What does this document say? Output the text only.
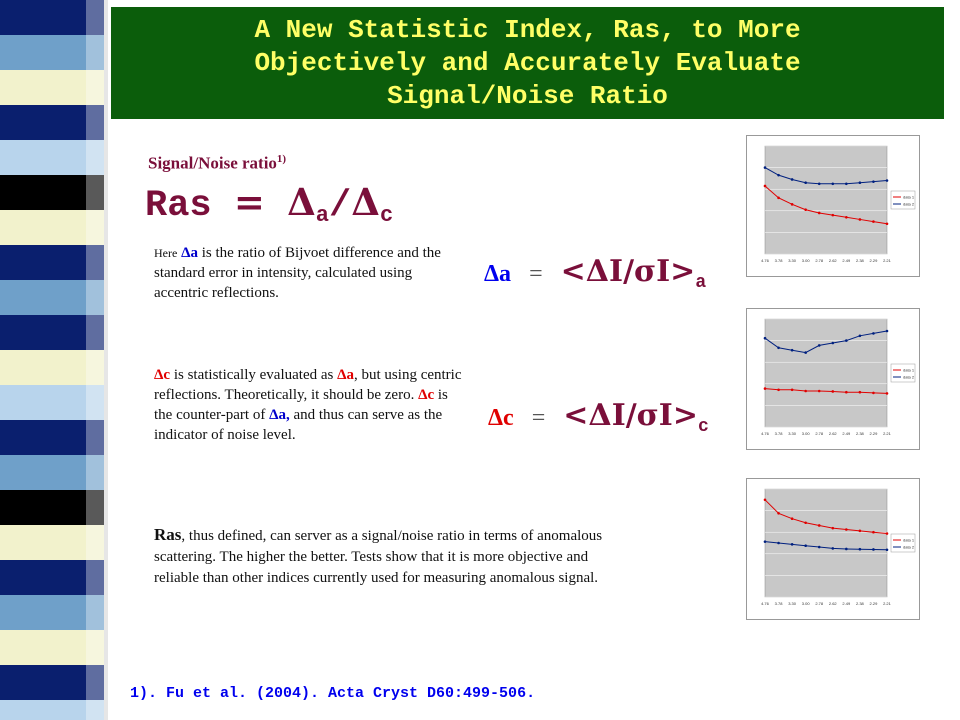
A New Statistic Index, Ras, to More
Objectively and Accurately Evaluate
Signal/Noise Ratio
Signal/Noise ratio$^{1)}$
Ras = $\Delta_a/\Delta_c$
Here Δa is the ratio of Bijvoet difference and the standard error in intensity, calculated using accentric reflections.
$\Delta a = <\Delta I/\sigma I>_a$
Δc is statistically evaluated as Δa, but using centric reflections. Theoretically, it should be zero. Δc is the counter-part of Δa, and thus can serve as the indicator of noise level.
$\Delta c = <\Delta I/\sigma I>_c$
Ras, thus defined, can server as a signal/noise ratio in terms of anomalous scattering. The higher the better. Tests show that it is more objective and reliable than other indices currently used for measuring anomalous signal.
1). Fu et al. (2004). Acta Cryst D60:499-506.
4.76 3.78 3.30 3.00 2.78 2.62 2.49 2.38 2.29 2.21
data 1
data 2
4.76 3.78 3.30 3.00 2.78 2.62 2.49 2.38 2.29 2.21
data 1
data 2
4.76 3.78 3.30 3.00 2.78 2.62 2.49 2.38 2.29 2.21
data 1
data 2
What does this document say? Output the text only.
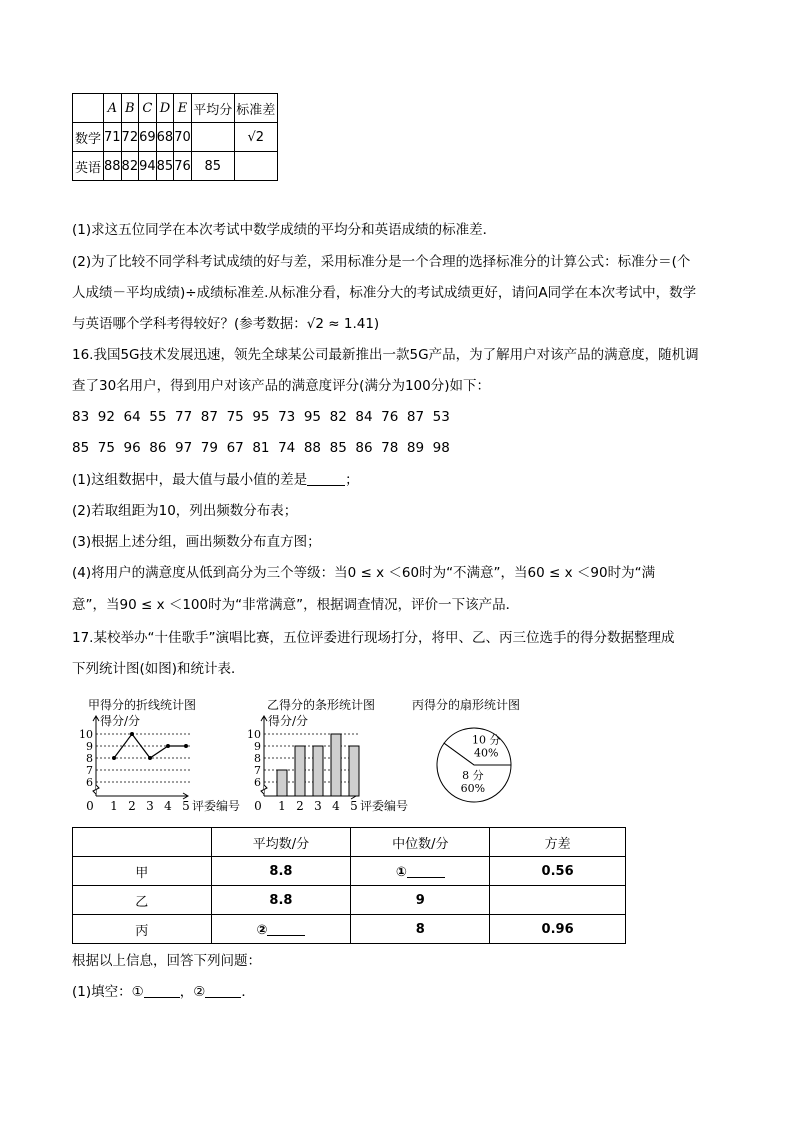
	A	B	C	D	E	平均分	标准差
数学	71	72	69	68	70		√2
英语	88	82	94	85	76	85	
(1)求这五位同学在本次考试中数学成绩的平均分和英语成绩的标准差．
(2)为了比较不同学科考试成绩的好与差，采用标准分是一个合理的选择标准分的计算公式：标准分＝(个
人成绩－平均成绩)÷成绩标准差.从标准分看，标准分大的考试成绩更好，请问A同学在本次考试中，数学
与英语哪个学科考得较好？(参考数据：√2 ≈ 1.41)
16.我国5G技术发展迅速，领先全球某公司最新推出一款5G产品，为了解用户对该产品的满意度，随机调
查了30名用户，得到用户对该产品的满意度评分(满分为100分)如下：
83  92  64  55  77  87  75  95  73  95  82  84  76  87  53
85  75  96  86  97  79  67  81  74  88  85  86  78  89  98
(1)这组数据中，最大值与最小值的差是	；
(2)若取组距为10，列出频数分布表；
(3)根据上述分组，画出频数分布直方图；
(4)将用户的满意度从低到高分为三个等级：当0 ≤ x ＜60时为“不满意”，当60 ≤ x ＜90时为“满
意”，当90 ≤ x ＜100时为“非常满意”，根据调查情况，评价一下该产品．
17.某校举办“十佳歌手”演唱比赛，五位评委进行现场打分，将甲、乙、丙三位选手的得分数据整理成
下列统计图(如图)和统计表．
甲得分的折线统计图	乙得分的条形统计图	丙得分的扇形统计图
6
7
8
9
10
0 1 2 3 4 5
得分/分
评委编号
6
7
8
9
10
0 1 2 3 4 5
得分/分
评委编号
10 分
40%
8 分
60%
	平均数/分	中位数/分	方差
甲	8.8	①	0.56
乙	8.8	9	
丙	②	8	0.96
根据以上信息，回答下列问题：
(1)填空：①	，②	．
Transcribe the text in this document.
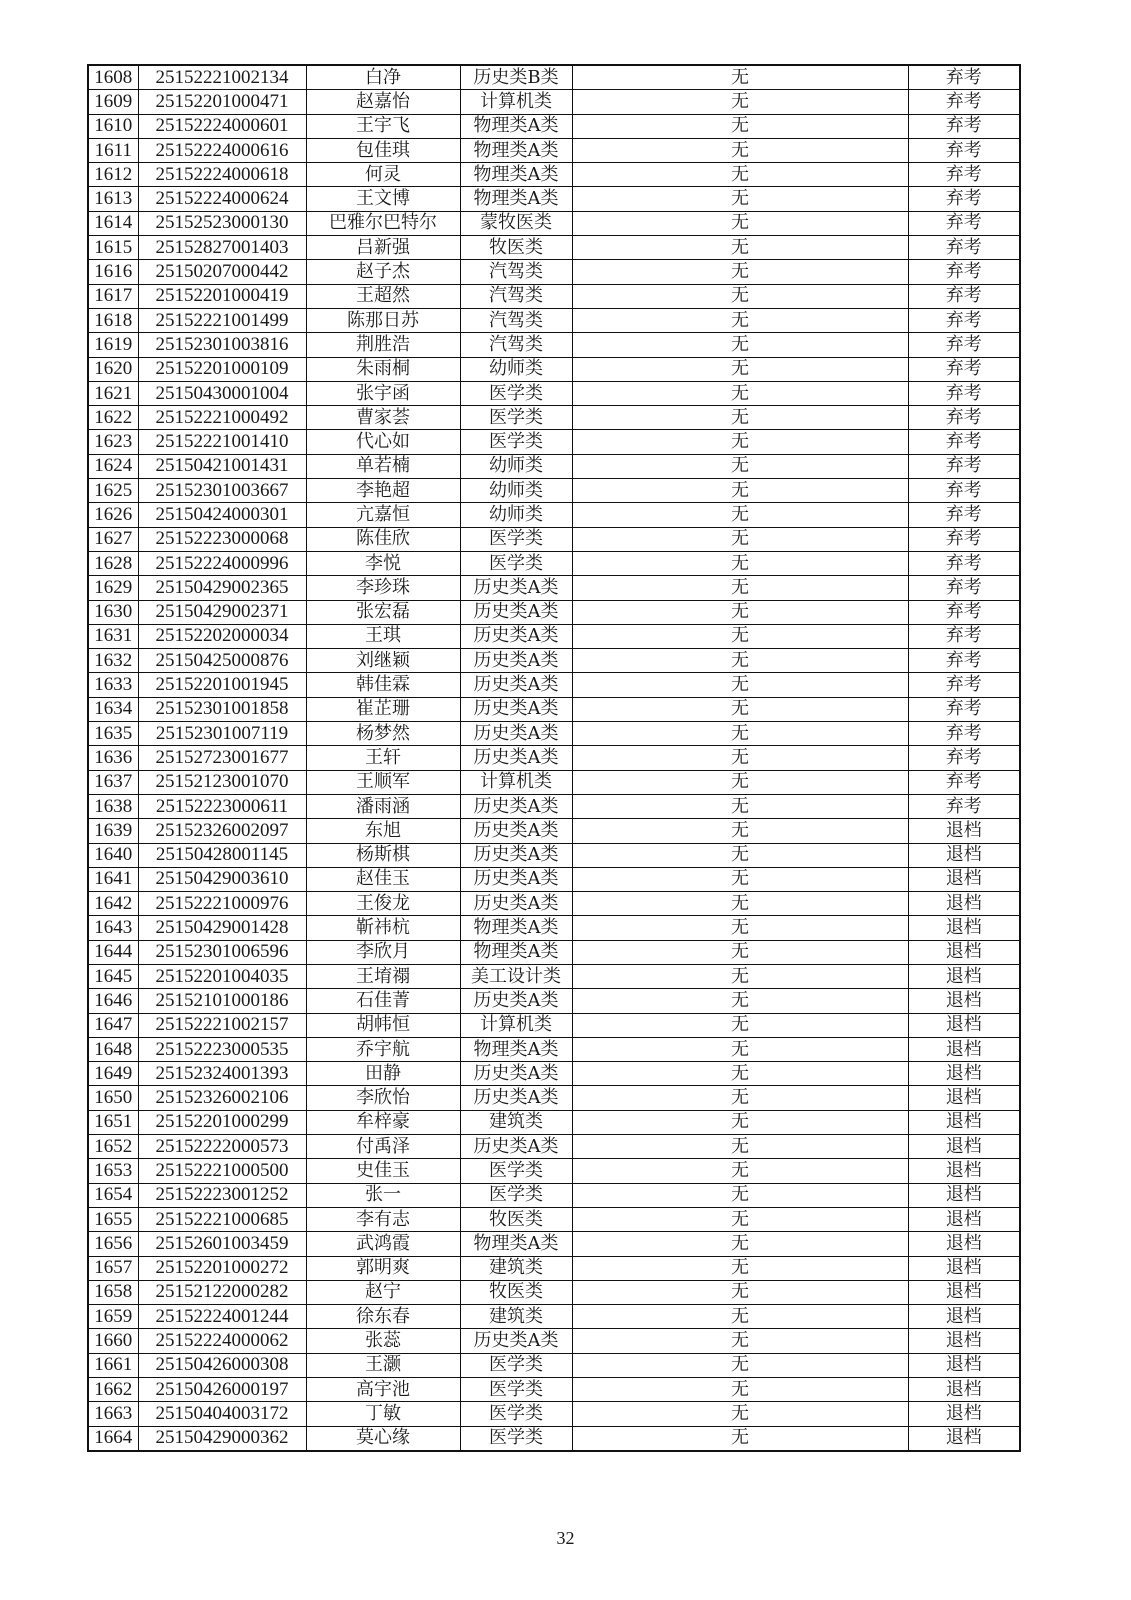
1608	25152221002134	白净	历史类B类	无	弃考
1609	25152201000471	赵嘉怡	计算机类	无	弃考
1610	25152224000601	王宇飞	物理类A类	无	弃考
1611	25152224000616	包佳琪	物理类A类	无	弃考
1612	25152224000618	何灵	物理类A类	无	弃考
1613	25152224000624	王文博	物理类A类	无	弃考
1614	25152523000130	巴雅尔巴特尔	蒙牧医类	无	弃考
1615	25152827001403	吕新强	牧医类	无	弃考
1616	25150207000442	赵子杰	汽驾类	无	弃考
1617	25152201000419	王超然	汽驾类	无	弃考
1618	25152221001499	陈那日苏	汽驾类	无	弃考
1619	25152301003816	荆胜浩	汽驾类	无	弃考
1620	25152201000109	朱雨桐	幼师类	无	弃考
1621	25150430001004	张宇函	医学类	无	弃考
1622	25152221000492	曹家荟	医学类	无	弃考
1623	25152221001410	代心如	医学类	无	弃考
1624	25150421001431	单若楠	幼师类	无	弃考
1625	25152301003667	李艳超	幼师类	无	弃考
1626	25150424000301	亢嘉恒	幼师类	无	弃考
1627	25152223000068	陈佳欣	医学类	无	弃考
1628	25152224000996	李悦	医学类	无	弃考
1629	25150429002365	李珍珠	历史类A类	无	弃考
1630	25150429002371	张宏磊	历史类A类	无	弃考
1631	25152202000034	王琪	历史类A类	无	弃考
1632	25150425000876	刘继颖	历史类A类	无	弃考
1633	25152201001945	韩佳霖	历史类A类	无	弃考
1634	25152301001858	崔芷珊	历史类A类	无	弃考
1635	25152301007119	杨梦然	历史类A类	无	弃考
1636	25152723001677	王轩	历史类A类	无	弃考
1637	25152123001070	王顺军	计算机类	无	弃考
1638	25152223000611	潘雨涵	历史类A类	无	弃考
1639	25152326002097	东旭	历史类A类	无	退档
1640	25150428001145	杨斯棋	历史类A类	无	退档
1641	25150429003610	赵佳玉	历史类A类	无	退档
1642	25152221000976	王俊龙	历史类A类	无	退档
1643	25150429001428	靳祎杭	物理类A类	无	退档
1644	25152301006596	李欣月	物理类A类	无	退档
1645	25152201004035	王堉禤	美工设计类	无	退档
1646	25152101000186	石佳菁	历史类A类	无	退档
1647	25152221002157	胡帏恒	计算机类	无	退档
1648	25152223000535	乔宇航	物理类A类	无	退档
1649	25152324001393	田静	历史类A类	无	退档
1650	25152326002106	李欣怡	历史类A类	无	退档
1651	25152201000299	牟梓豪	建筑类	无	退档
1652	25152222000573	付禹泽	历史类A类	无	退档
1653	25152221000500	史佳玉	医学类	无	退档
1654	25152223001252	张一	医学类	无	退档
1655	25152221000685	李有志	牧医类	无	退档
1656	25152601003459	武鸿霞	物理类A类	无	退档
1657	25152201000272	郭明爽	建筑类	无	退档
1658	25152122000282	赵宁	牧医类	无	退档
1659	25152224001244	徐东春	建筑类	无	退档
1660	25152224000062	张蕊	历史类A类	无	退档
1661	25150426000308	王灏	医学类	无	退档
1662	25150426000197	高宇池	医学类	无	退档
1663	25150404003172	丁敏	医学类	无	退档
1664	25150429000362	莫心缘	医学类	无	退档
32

=-=-=-=-=

Exercise directions:
Every entry must be reproduced exactly, with the images left out.

Answer to this problem:
What does this document say? Output the text only.
A New Statistic Index, Ras, to More
Objectively and Accurately Evaluate
Signal/Noise Ratio
Signal/Noise ratio$^{1)}$
Ras = $\Delta_a/\Delta_c$
Here Δa is the ratio of Bijvoet difference and the standard error in intensity, calculated using accentric reflections.
$\Delta a = <\Delta I/\sigma I>_a$
Δc is statistically evaluated as Δa, but using centric reflections. Theoretically, it should be zero. Δc is the counter-part of Δa, and thus can serve as the indicator of noise level.
$\Delta c = <\Delta I/\sigma I>_c$
Ras, thus defined, can server as a signal/noise ratio in terms of anomalous scattering. The higher the better. Tests show that it is more objective and reliable than other indices currently used for measuring anomalous signal.
1). Fu et al. (2004). Acta Cryst D60:499-506.
4.76 3.78 3.30 3.00 2.78 2.62 2.49 2.38 2.29 2.21
data 1
data 2
4.76 3.78 3.30 3.00 2.78 2.62 2.49 2.38 2.29 2.21
data 1
data 2
4.76 3.78 3.30 3.00 2.78 2.62 2.49 2.38 2.29 2.21
data 1
data 2
What does this document say? Output the text only.
	A	B	C	D	E	平均分	标准差
数学	71	72	69	68	70		√2
英语	88	82	94	85	76	85	
(1)求这五位同学在本次考试中数学成绩的平均分和英语成绩的标准差．
(2)为了比较不同学科考试成绩的好与差，采用标准分是一个合理的选择标准分的计算公式：标准分＝(个
人成绩－平均成绩)÷成绩标准差.从标准分看，标准分大的考试成绩更好，请问A同学在本次考试中，数学
与英语哪个学科考得较好？(参考数据：√2 ≈ 1.41)
16.我国5G技术发展迅速，领先全球某公司最新推出一款5G产品，为了解用户对该产品的满意度，随机调
查了30名用户，得到用户对该产品的满意度评分(满分为100分)如下：
83  92  64  55  77  87  75  95  73  95  82  84  76  87  53
85  75  96  86  97  79  67  81  74  88  85  86  78  89  98
(1)这组数据中，最大值与最小值的差是	；
(2)若取组距为10，列出频数分布表；
(3)根据上述分组，画出频数分布直方图；
(4)将用户的满意度从低到高分为三个等级：当0 ≤ x ＜60时为“不满意”，当60 ≤ x ＜90时为“满
意”，当90 ≤ x ＜100时为“非常满意”，根据调查情况，评价一下该产品．
17.某校举办“十佳歌手”演唱比赛，五位评委进行现场打分，将甲、乙、丙三位选手的得分数据整理成
下列统计图(如图)和统计表．
甲得分的折线统计图	乙得分的条形统计图	丙得分的扇形统计图
6
7
8
9
10
0 1 2 3 4 5
得分/分
评委编号
6
7
8
9
10
0 1 2 3 4 5
得分/分
评委编号
10 分
40%
8 分
60%
	平均数/分	中位数/分	方差
甲	8.8	①	0.56
乙	8.8	9	
丙	②	8	0.96
根据以上信息，回答下列问题：
(1)填空：①	，②	．
Transcribe the text in this document.
1608	25152221002134	白净	历史类B类	无	弃考
1609	25152201000471	赵嘉怡	计算机类	无	弃考
1610	25152224000601	王宇飞	物理类A类	无	弃考
1611	25152224000616	包佳琪	物理类A类	无	弃考
1612	25152224000618	何灵	物理类A类	无	弃考
1613	25152224000624	王文博	物理类A类	无	弃考
1614	25152523000130	巴雅尔巴特尔	蒙牧医类	无	弃考
1615	25152827001403	吕新强	牧医类	无	弃考
1616	25150207000442	赵子杰	汽驾类	无	弃考
1617	25152201000419	王超然	汽驾类	无	弃考
1618	25152221001499	陈那日苏	汽驾类	无	弃考
1619	25152301003816	荆胜浩	汽驾类	无	弃考
1620	25152201000109	朱雨桐	幼师类	无	弃考
1621	25150430001004	张宇函	医学类	无	弃考
1622	25152221000492	曹家荟	医学类	无	弃考
1623	25152221001410	代心如	医学类	无	弃考
1624	25150421001431	单若楠	幼师类	无	弃考
1625	25152301003667	李艳超	幼师类	无	弃考
1626	25150424000301	亢嘉恒	幼师类	无	弃考
1627	25152223000068	陈佳欣	医学类	无	弃考
1628	25152224000996	李悦	医学类	无	弃考
1629	25150429002365	李珍珠	历史类A类	无	弃考
1630	25150429002371	张宏磊	历史类A类	无	弃考
1631	25152202000034	王琪	历史类A类	无	弃考
1632	25150425000876	刘继颖	历史类A类	无	弃考
1633	25152201001945	韩佳霖	历史类A类	无	弃考
1634	25152301001858	崔芷珊	历史类A类	无	弃考
1635	25152301007119	杨梦然	历史类A类	无	弃考
1636	25152723001677	王轩	历史类A类	无	弃考
1637	25152123001070	王顺军	计算机类	无	弃考
1638	25152223000611	潘雨涵	历史类A类	无	弃考
1639	25152326002097	东旭	历史类A类	无	退档
1640	25150428001145	杨斯棋	历史类A类	无	退档
1641	25150429003610	赵佳玉	历史类A类	无	退档
1642	25152221000976	王俊龙	历史类A类	无	退档
1643	25150429001428	靳祎杭	物理类A类	无	退档
1644	25152301006596	李欣月	物理类A类	无	退档
1645	25152201004035	王堉禤	美工设计类	无	退档
1646	25152101000186	石佳菁	历史类A类	无	退档
1647	25152221002157	胡帏恒	计算机类	无	退档
1648	25152223000535	乔宇航	物理类A类	无	退档
1649	25152324001393	田静	历史类A类	无	退档
1650	25152326002106	李欣怡	历史类A类	无	退档
1651	25152201000299	牟梓豪	建筑类	无	退档
1652	25152222000573	付禹泽	历史类A类	无	退档
1653	25152221000500	史佳玉	医学类	无	退档
1654	25152223001252	张一	医学类	无	退档
1655	25152221000685	李有志	牧医类	无	退档
1656	25152601003459	武鸿霞	物理类A类	无	退档
1657	25152201000272	郭明爽	建筑类	无	退档
1658	25152122000282	赵宁	牧医类	无	退档
1659	25152224001244	徐东春	建筑类	无	退档
1660	25152224000062	张蕊	历史类A类	无	退档
1661	25150426000308	王灏	医学类	无	退档
1662	25150426000197	高宇池	医学类	无	退档
1663	25150404003172	丁敏	医学类	无	退档
1664	25150429000362	莫心缘	医学类	无	退档
32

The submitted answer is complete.